[Data items]

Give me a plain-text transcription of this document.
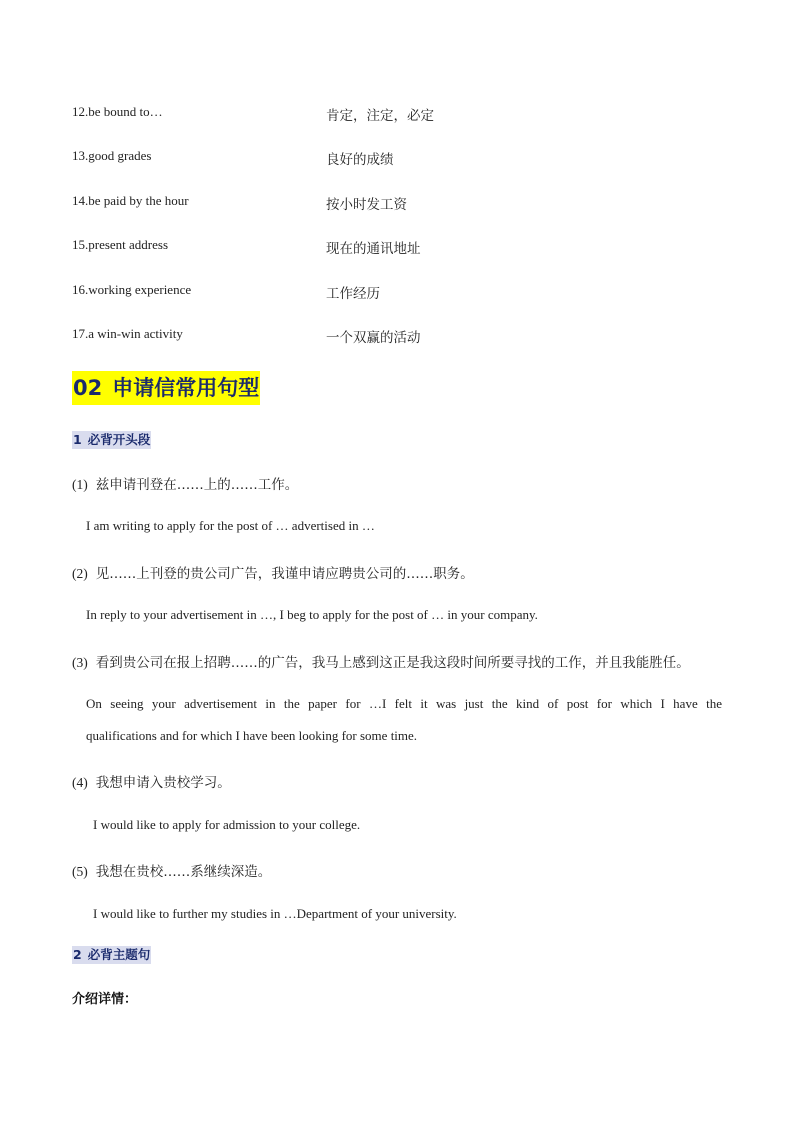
12.be bound to…	肯定，注定，必定
13.good grades	良好的成绩
14.be paid by the hour	按小时发工资
15.present address	现在的通讯地址
16.working experience	工作经历
17.a win-win activity	一个双赢的活动
02 申请信常用句型
1 必背开头段
(1) 兹申请刊登在……上的……工作。
I am writing to apply for the post of … advertised in …
(2) 见……上刊登的贵公司广告，我谨申请应聘贵公司的……职务。
In reply to your advertisement in …, I beg to apply for the post of … in your company.
(3) 看到贵公司在报上招聘……的广告，我马上感到这正是我这段时间所要寻找的工作，并且我能胜任。
On seeing your advertisement in the paper for …I felt it was just the kind of post for which I have the
qualifications and for which I have been looking for some time.
(4) 我想申请入贵校学习。
I would like to apply for admission to your college.
(5) 我想在贵校……系继续深造。
I would like to further my studies in …Department of your university.
2 必背主题句
介绍详情：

### Exercise requirements
Copy out each line that contains the word "like".

### Answer for this exercise
I would like to apply for admission to your college.
I would like to further my studies in …Department of your university.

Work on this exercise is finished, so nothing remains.